====== DATA SECTION ======

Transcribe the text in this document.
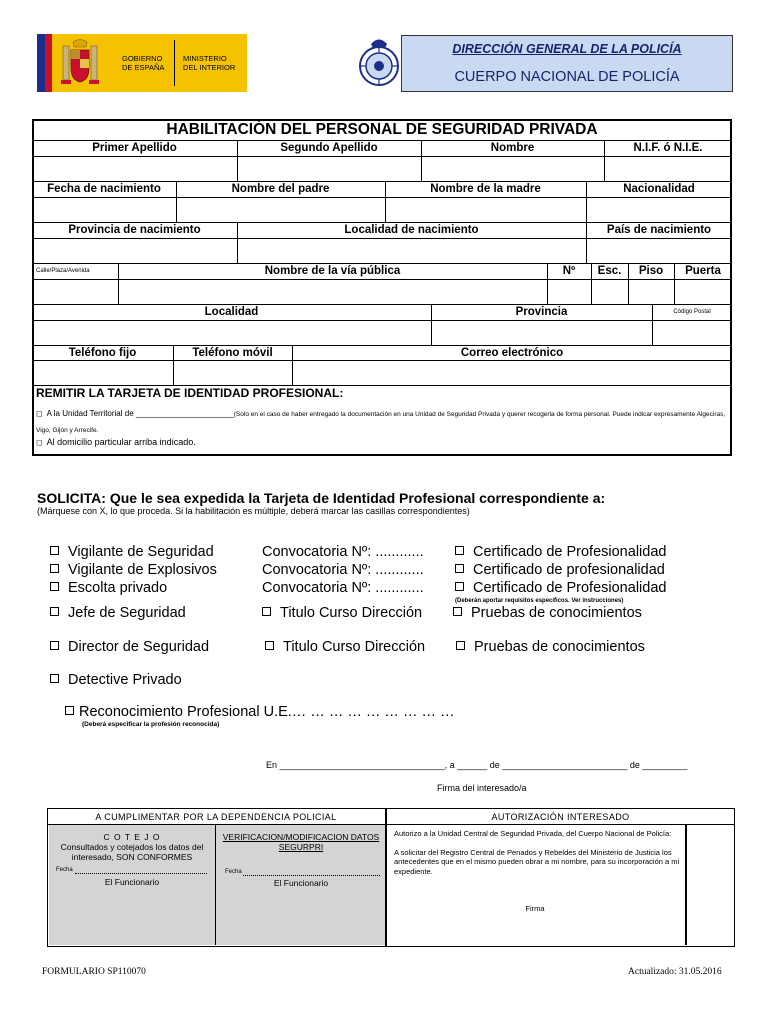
GOBIERNO
DE ESPAÑA
MINISTERIO
DEL INTERIOR
DIRECCIÓN GENERAL DE LA POLICÍA
CUERPO NACIONAL DE POLICÍA
HABILITACIÓN DEL PERSONAL DE SEGURIDAD PRIVADA
Primer Apellido	Segundo Apellido	Nombre	N.I.F. ó N.I.E.
Fecha de nacimiento	Nombre del padre	Nombre de la madre	Nacionalidad
Provincia de nacimiento	Localidad de nacimiento	País de nacimiento
Calle/Plaza/Avenida	Nombre de la vía pública	Nº	Esc.	Piso	Puerta
Localidad	Provincia	Código Postal
Teléfono fijo	Teléfono móvil	Correo electrónico
REMITIR LA TARJETA DE IDENTIDAD PROFESIONAL:
◻ A la Unidad Territorial de ______________________(Solo en el caso de haber entregado la documentación en una Unidad de Seguridad Privada y querer recogerla de forma personal. Puede indicar expresamente Algeciras, Vigo, Gijón y Arrecife.
◻ Al domicilio particular arriba indicado.
SOLICITA: Que le sea expedida la Tarjeta de Identidad Profesional correspondiente a:
(Márquese con X, lo que proceda. Si la habilitación es múltiple, deberá marcar las casillas correspondientes)
Vigilante de Seguridad	Convocatoria Nº: ............	Certificado de Profesionalidad
Vigilante de Explosivos	Convocatoria Nº: ............	Certificado de profesionalidad
Escolta privado	Convocatoria Nº: ............	Certificado de Profesionalidad
(Deberán aportar requisitos específicos. Ver instrucciones)
Jefe de Seguridad	Titulo Curso Dirección	Pruebas de conocimientos
Director de Seguridad	Titulo Curso Dirección	Pruebas de conocimientos
Detective Privado
Reconocimiento Profesional U.E.… … … … … … … … …
(Deberá especificar la profesión reconocida)
En _________________________________, a ______ de _________________________ de _________
Firma del interesado/a
A CUMPLIMENTAR POR LA DEPENDENCIA POLICIAL	AUTORIZACIÓN INTERESADO
C O T E J O
Consultados y cotejados los datos del interesado, SON CONFORMES
Fecha
El Funcionario
VERIFICACION/MODIFICACION DATOS SEGURPRI
Fecha
El Funcionario
Autorizo a la Unidad Central de Seguridad Privada, del Cuerpo Nacional de Policía:
A solicitar del Registro Central de Penados y Rebeldes del Ministerio de Justicia los antecedentes que en el mismo pueden obrar a mi nombre, para su incorporación a mi expediente.
Firma
FORMULARIO SP110070	Actualizado: 31.05.2016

======

→ WHAT IS REQUIRED
Look over the records above and copy each line that includes the string "Certificado".

→ FULL SOLUTION
Vigilante de Seguridad	Convocatoria Nº: ............	Certificado de Profesionalidad
Vigilante de Explosivos	Convocatoria Nº: ............	Certificado de profesionalidad
Escolta privado	Convocatoria Nº: ............	Certificado de Profesionalidad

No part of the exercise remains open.